**EXERCISE AIM**
Make an exact copy of the records, dropping all pictures.

### RECORD EXTRACTS

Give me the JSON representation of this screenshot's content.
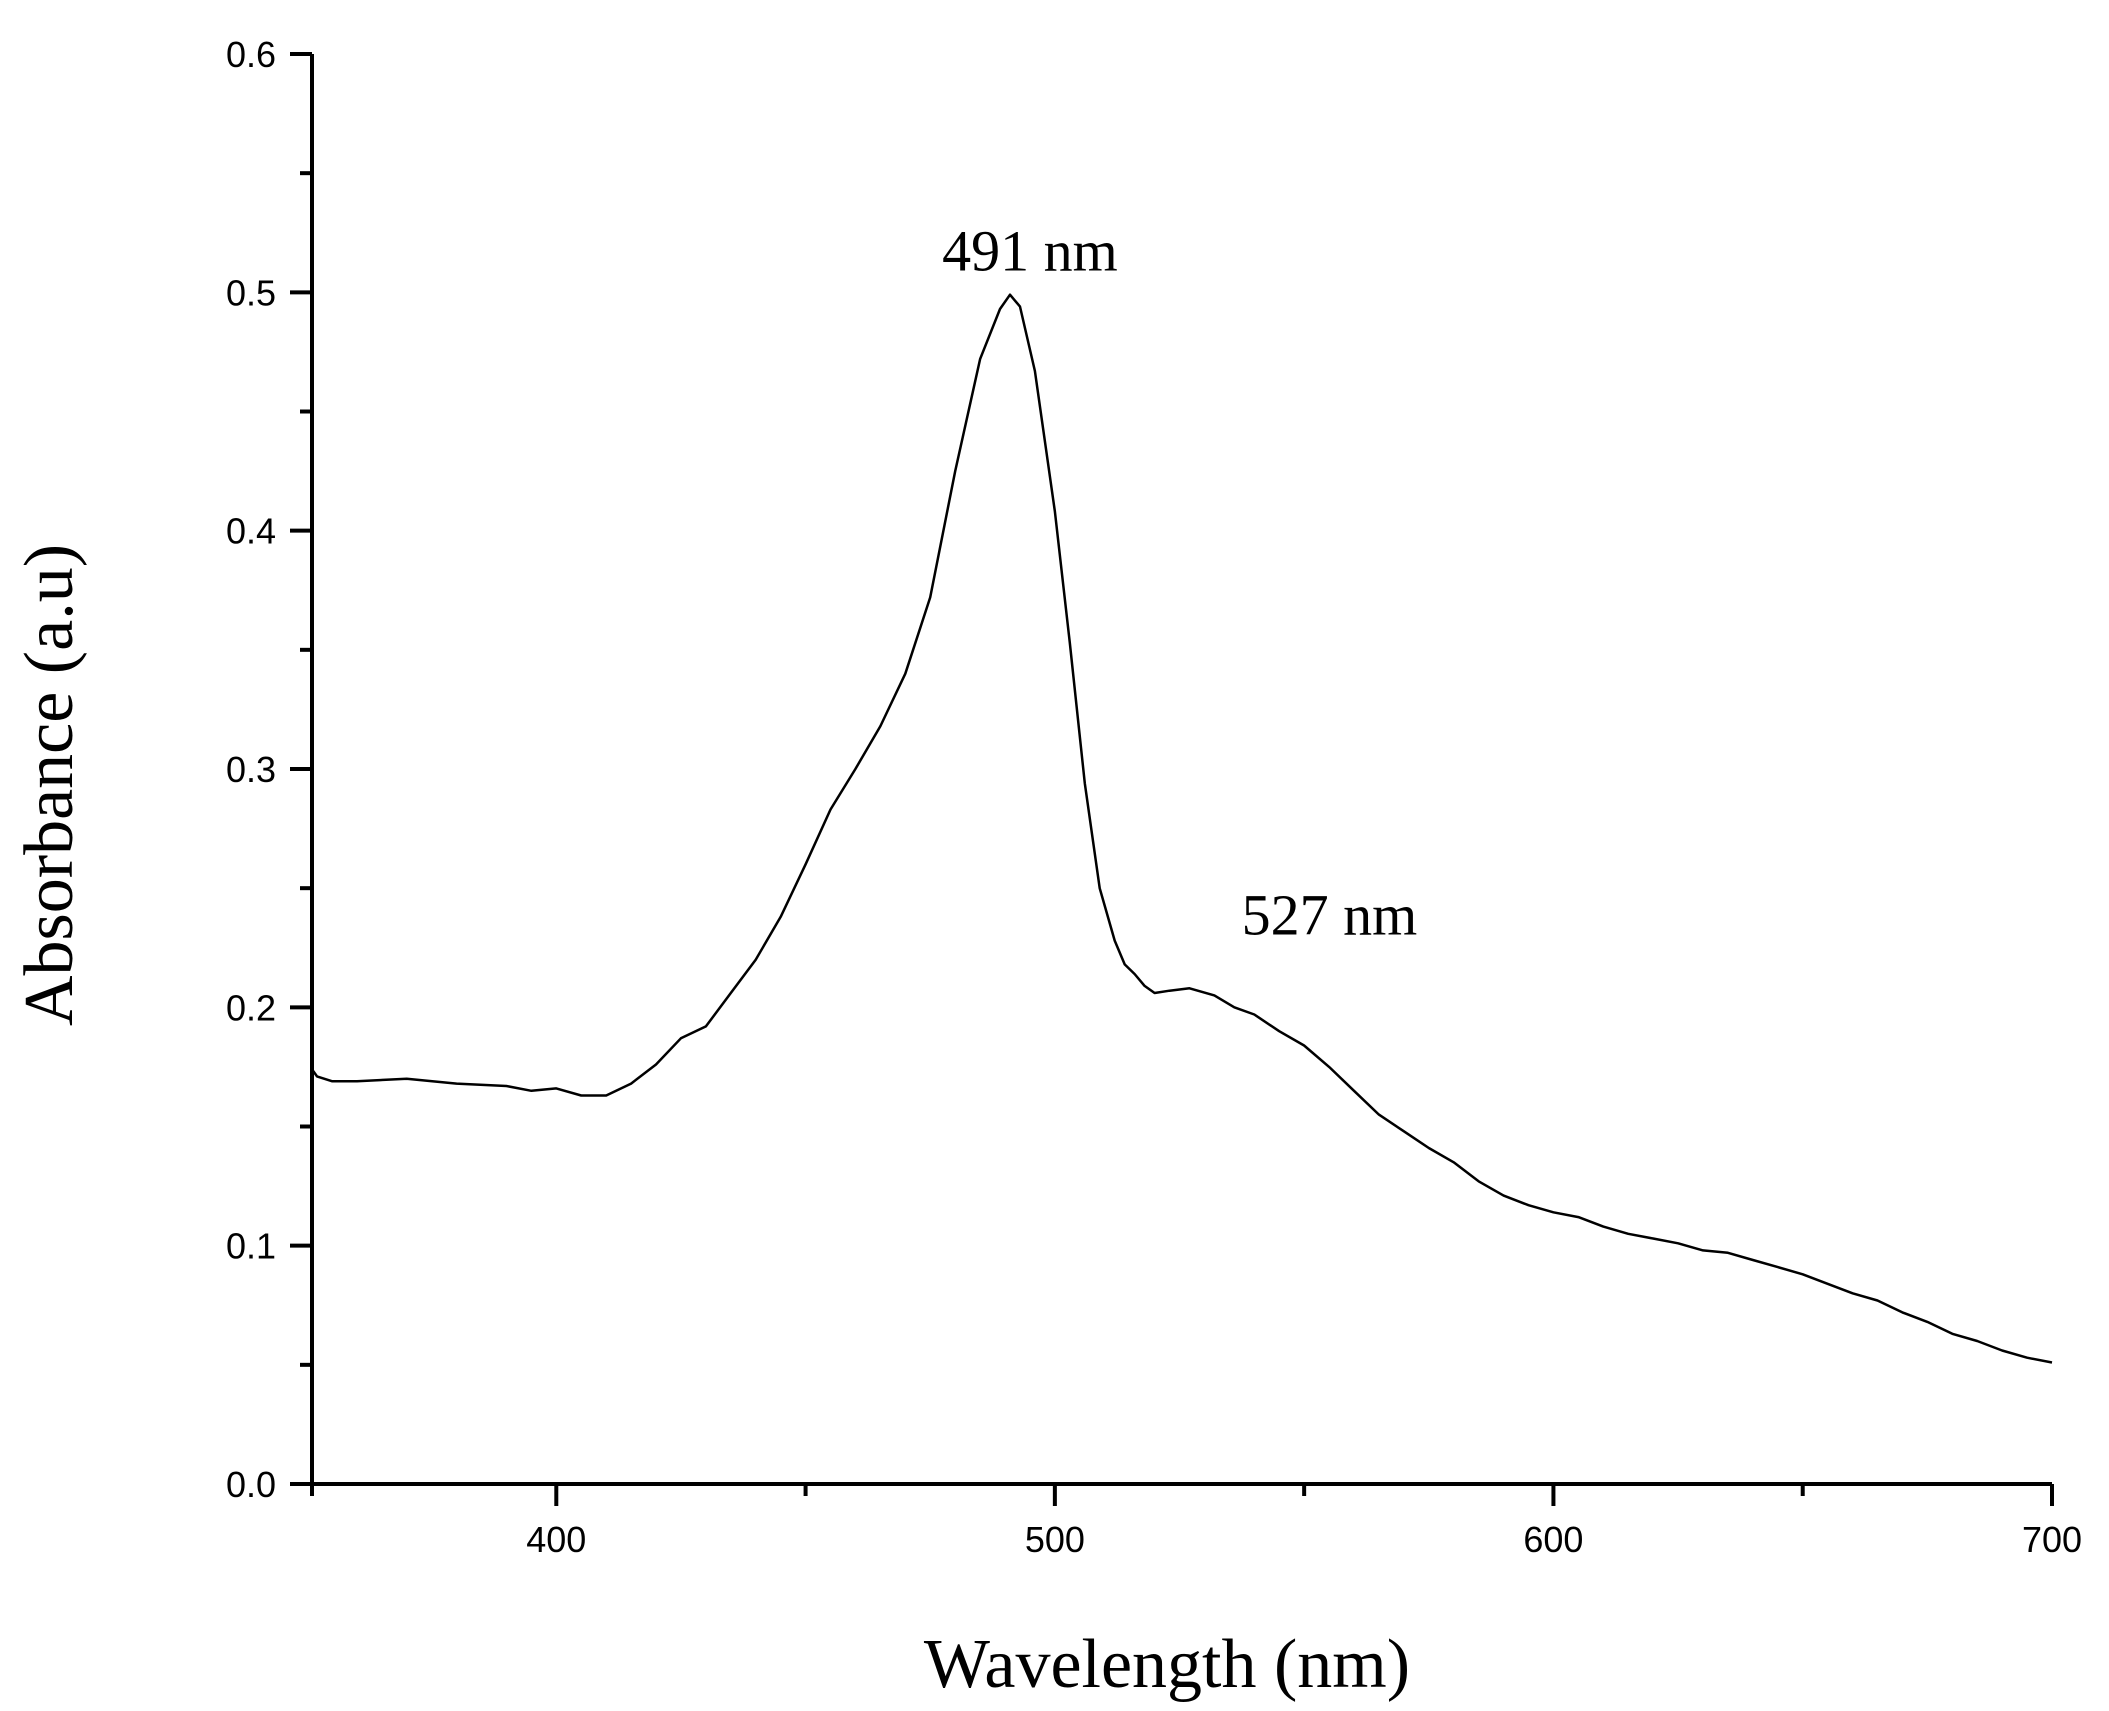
{
  "chart_data": {
    "type": "line",
    "title": "",
    "xlabel": "Wavelength (nm)",
    "ylabel": "Absorbance (a.u)",
    "xlim": [
      351,
      700
    ],
    "ylim": [
      0.0,
      0.6
    ],
    "x_ticks": [
      {
        "value": 400,
        "label": "400"
      },
      {
        "value": 500,
        "label": "500"
      },
      {
        "value": 600,
        "label": "600"
      },
      {
        "value": 700,
        "label": "700"
      }
    ],
    "x_minor_ticks": [
      350,
      450,
      550,
      650
    ],
    "y_ticks": [
      {
        "value": 0.0,
        "label": "0.0"
      },
      {
        "value": 0.1,
        "label": "0.1"
      },
      {
        "value": 0.2,
        "label": "0.2"
      },
      {
        "value": 0.3,
        "label": "0.3"
      },
      {
        "value": 0.4,
        "label": "0.4"
      },
      {
        "value": 0.5,
        "label": "0.5"
      },
      {
        "value": 0.6,
        "label": "0.6"
      }
    ],
    "y_minor_ticks": [
      0.05,
      0.15,
      0.25,
      0.35,
      0.45,
      0.55
    ],
    "grid": false,
    "legend": "none",
    "series": [
      {
        "line_color": "#000000",
        "x": [
          351,
          352,
          355,
          360,
          370,
          380,
          390,
          395,
          400,
          405,
          410,
          415,
          420,
          425,
          430,
          435,
          440,
          445,
          450,
          455,
          460,
          465,
          470,
          475,
          480,
          485,
          489,
          491,
          493,
          496,
          500,
          503,
          506,
          509,
          512,
          514,
          516,
          518,
          520,
          523,
          527,
          532,
          536,
          540,
          545,
          550,
          555,
          560,
          565,
          570,
          575,
          580,
          585,
          590,
          595,
          600,
          605,
          610,
          615,
          620,
          625,
          630,
          635,
          640,
          645,
          650,
          655,
          660,
          665,
          670,
          675,
          680,
          685,
          690,
          695,
          700
        ],
        "y": [
          0.174,
          0.171,
          0.169,
          0.169,
          0.17,
          0.168,
          0.167,
          0.165,
          0.166,
          0.163,
          0.163,
          0.168,
          0.176,
          0.187,
          0.192,
          0.206,
          0.22,
          0.238,
          0.26,
          0.283,
          0.3,
          0.318,
          0.34,
          0.372,
          0.425,
          0.472,
          0.493,
          0.499,
          0.494,
          0.467,
          0.408,
          0.353,
          0.294,
          0.25,
          0.228,
          0.218,
          0.214,
          0.209,
          0.206,
          0.207,
          0.208,
          0.205,
          0.2,
          0.197,
          0.19,
          0.184,
          0.175,
          0.165,
          0.155,
          0.148,
          0.141,
          0.135,
          0.127,
          0.121,
          0.117,
          0.114,
          0.112,
          0.108,
          0.105,
          0.103,
          0.101,
          0.098,
          0.097,
          0.094,
          0.091,
          0.088,
          0.084,
          0.08,
          0.077,
          0.072,
          0.068,
          0.063,
          0.06,
          0.056,
          0.053,
          0.051
        ]
      }
    ],
    "annotations": [
      {
        "text": "491 nm",
        "x": 491,
        "y": 0.499
      },
      {
        "text": "527 nm",
        "x": 527,
        "y": 0.208
      }
    ]
  }
}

######

**OUTPUT FOR THIS TASK**
Give me the JSON representation of this screenshot's content.
{
  "chart_data": {
    "type": "line",
    "title": "",
    "xlabel": "Wavelength (nm)",
    "ylabel": "Absorbance (a.u)",
    "xlim": [
      351,
      700
    ],
    "ylim": [
      0.0,
      0.6
    ],
    "x_ticks": [
      {
        "value": 400,
        "label": "400"
      },
      {
        "value": 500,
        "label": "500"
      },
      {
        "value": 600,
        "label": "600"
      },
      {
        "value": 700,
        "label": "700"
      }
    ],
    "x_minor_ticks": [
      350,
      450,
      550,
      650
    ],
    "y_ticks": [
      {
        "value": 0.0,
        "label": "0.0"
      },
      {
        "value": 0.1,
        "label": "0.1"
      },
      {
        "value": 0.2,
        "label": "0.2"
      },
      {
        "value": 0.3,
        "label": "0.3"
      },
      {
        "value": 0.4,
        "label": "0.4"
      },
      {
        "value": 0.5,
        "label": "0.5"
      },
      {
        "value": 0.6,
        "label": "0.6"
      }
    ],
    "y_minor_ticks": [
      0.05,
      0.15,
      0.25,
      0.35,
      0.45,
      0.55
    ],
    "grid": false,
    "legend": "none",
    "series": [
      {
        "line_color": "#000000",
        "x": [
          351,
          352,
          355,
          360,
          370,
          380,
          390,
          395,
          400,
          405,
          410,
          415,
          420,
          425,
          430,
          435,
          440,
          445,
          450,
          455,
          460,
          465,
          470,
          475,
          480,
          485,
          489,
          491,
          493,
          496,
          500,
          503,
          506,
          509,
          512,
          514,
          516,
          518,
          520,
          523,
          527,
          532,
          536,
          540,
          545,
          550,
          555,
          560,
          565,
          570,
          575,
          580,
          585,
          590,
          595,
          600,
          605,
          610,
          615,
          620,
          625,
          630,
          635,
          640,
          645,
          650,
          655,
          660,
          665,
          670,
          675,
          680,
          685,
          690,
          695,
          700
        ],
        "y": [
          0.174,
          0.171,
          0.169,
          0.169,
          0.17,
          0.168,
          0.167,
          0.165,
          0.166,
          0.163,
          0.163,
          0.168,
          0.176,
          0.187,
          0.192,
          0.206,
          0.22,
          0.238,
          0.26,
          0.283,
          0.3,
          0.318,
          0.34,
          0.372,
          0.425,
          0.472,
          0.493,
          0.499,
          0.494,
          0.467,
          0.408,
          0.353,
          0.294,
          0.25,
          0.228,
          0.218,
          0.214,
          0.209,
          0.206,
          0.207,
          0.208,
          0.205,
          0.2,
          0.197,
          0.19,
          0.184,
          0.175,
          0.165,
          0.155,
          0.148,
          0.141,
          0.135,
          0.127,
          0.121,
          0.117,
          0.114,
          0.112,
          0.108,
          0.105,
          0.103,
          0.101,
          0.098,
          0.097,
          0.094,
          0.091,
          0.088,
          0.084,
          0.08,
          0.077,
          0.072,
          0.068,
          0.063,
          0.06,
          0.056,
          0.053,
          0.051
        ]
      }
    ],
    "annotations": [
      {
        "text": "491 nm",
        "x": 491,
        "y": 0.499
      },
      {
        "text": "527 nm",
        "x": 527,
        "y": 0.208
      }
    ]
  }
}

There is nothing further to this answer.